Given request | Make an exact copy of all the records.

Provided entries |

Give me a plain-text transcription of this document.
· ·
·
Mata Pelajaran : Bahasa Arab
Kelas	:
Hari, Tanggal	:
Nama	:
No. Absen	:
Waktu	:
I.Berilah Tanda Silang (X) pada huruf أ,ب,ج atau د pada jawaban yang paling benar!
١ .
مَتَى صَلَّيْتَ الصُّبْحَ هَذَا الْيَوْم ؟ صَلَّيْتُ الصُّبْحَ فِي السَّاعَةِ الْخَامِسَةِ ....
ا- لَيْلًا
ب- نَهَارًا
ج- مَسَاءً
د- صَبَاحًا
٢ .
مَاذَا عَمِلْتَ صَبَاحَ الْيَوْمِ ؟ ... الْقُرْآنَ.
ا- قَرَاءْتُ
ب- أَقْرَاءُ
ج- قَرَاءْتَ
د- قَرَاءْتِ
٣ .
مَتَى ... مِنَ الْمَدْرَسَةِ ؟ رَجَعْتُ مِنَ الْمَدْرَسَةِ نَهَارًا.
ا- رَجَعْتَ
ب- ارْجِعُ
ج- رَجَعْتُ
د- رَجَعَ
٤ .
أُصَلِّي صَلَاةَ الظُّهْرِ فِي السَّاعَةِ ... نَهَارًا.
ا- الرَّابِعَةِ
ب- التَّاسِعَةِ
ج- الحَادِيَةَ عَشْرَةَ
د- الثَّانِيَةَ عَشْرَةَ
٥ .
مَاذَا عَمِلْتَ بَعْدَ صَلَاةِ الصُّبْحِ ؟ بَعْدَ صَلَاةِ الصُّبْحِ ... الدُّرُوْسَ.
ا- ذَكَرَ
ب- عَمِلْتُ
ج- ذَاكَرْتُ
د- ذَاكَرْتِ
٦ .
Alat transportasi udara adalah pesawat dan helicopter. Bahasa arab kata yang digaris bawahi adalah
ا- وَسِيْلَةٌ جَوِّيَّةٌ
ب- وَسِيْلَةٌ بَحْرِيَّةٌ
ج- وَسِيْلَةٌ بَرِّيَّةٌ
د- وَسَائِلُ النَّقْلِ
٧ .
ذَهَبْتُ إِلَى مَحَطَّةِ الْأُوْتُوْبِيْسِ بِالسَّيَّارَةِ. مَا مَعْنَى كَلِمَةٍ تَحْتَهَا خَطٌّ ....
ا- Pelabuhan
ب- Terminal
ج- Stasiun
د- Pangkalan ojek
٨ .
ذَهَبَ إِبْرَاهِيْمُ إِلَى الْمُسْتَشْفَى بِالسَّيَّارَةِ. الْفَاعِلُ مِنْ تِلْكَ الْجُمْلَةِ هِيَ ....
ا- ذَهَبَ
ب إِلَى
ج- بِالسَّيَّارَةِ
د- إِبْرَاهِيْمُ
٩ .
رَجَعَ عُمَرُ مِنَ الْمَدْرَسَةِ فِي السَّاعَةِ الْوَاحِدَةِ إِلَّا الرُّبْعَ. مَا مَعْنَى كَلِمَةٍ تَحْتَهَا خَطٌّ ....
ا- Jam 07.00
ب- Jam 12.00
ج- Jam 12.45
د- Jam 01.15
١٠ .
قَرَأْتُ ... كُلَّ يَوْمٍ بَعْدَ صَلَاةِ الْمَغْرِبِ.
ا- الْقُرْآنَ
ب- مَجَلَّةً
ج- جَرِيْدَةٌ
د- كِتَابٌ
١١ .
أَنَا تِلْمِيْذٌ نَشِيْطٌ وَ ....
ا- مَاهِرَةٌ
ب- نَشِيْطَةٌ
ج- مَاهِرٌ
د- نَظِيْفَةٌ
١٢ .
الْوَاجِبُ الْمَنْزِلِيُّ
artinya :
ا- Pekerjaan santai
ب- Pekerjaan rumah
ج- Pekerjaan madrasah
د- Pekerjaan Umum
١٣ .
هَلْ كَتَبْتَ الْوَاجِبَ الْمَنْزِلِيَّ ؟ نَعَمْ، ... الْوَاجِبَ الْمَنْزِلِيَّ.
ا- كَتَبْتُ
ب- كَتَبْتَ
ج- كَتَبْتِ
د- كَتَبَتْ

Task result |
Give me a plain-text transcription of this document.
· ·
·
Mata Pelajaran : Bahasa Arab
Kelas	:
Hari, Tanggal	:
Nama	:
No. Absen	:
Waktu	:
I.Berilah Tanda Silang (X) pada huruf أ,ب,ج atau د pada jawaban yang paling benar!
١ .
مَتَى صَلَّيْتَ الصُّبْحَ هَذَا الْيَوْم ؟ صَلَّيْتُ الصُّبْحَ فِي السَّاعَةِ الْخَامِسَةِ ....
ا- لَيْلًا
ب- نَهَارًا
ج- مَسَاءً
د- صَبَاحًا
٢ .
مَاذَا عَمِلْتَ صَبَاحَ الْيَوْمِ ؟ ... الْقُرْآنَ.
ا- قَرَاءْتُ
ب- أَقْرَاءُ
ج- قَرَاءْتَ
د- قَرَاءْتِ
٣ .
مَتَى ... مِنَ الْمَدْرَسَةِ ؟ رَجَعْتُ مِنَ الْمَدْرَسَةِ نَهَارًا.
ا- رَجَعْتَ
ب- ارْجِعُ
ج- رَجَعْتُ
د- رَجَعَ
٤ .
أُصَلِّي صَلَاةَ الظُّهْرِ فِي السَّاعَةِ ... نَهَارًا.
ا- الرَّابِعَةِ
ب- التَّاسِعَةِ
ج- الحَادِيَةَ عَشْرَةَ
د- الثَّانِيَةَ عَشْرَةَ
٥ .
مَاذَا عَمِلْتَ بَعْدَ صَلَاةِ الصُّبْحِ ؟ بَعْدَ صَلَاةِ الصُّبْحِ ... الدُّرُوْسَ.
ا- ذَكَرَ
ب- عَمِلْتُ
ج- ذَاكَرْتُ
د- ذَاكَرْتِ
٦ .
Alat transportasi udara adalah pesawat dan helicopter. Bahasa arab kata yang digaris bawahi adalah
ا- وَسِيْلَةٌ جَوِّيَّةٌ
ب- وَسِيْلَةٌ بَحْرِيَّةٌ
ج- وَسِيْلَةٌ بَرِّيَّةٌ
د- وَسَائِلُ النَّقْلِ
٧ .
ذَهَبْتُ إِلَى مَحَطَّةِ الْأُوْتُوْبِيْسِ بِالسَّيَّارَةِ. مَا مَعْنَى كَلِمَةٍ تَحْتَهَا خَطٌّ ....
ا- Pelabuhan
ب- Terminal
ج- Stasiun
د- Pangkalan ojek
٨ .
ذَهَبَ إِبْرَاهِيْمُ إِلَى الْمُسْتَشْفَى بِالسَّيَّارَةِ. الْفَاعِلُ مِنْ تِلْكَ الْجُمْلَةِ هِيَ ....
ا- ذَهَبَ
ب إِلَى
ج- بِالسَّيَّارَةِ
د- إِبْرَاهِيْمُ
٩ .
رَجَعَ عُمَرُ مِنَ الْمَدْرَسَةِ فِي السَّاعَةِ الْوَاحِدَةِ إِلَّا الرُّبْعَ. مَا مَعْنَى كَلِمَةٍ تَحْتَهَا خَطٌّ ....
ا- Jam 07.00
ب- Jam 12.00
ج- Jam 12.45
د- Jam 01.15
١٠ .
قَرَأْتُ ... كُلَّ يَوْمٍ بَعْدَ صَلَاةِ الْمَغْرِبِ.
ا- الْقُرْآنَ
ب- مَجَلَّةً
ج- جَرِيْدَةٌ
د- كِتَابٌ
١١ .
أَنَا تِلْمِيْذٌ نَشِيْطٌ وَ ....
ا- مَاهِرَةٌ
ب- نَشِيْطَةٌ
ج- مَاهِرٌ
د- نَظِيْفَةٌ
١٢ .
الْوَاجِبُ الْمَنْزِلِيُّ
artinya :
ا- Pekerjaan santai
ب- Pekerjaan rumah
ج- Pekerjaan madrasah
د- Pekerjaan Umum
١٣ .
هَلْ كَتَبْتَ الْوَاجِبَ الْمَنْزِلِيَّ ؟ نَعَمْ، ... الْوَاجِبَ الْمَنْزِلِيَّ.
ا- كَتَبْتُ
ب- كَتَبْتَ
ج- كَتَبْتِ
د- كَتَبَتْ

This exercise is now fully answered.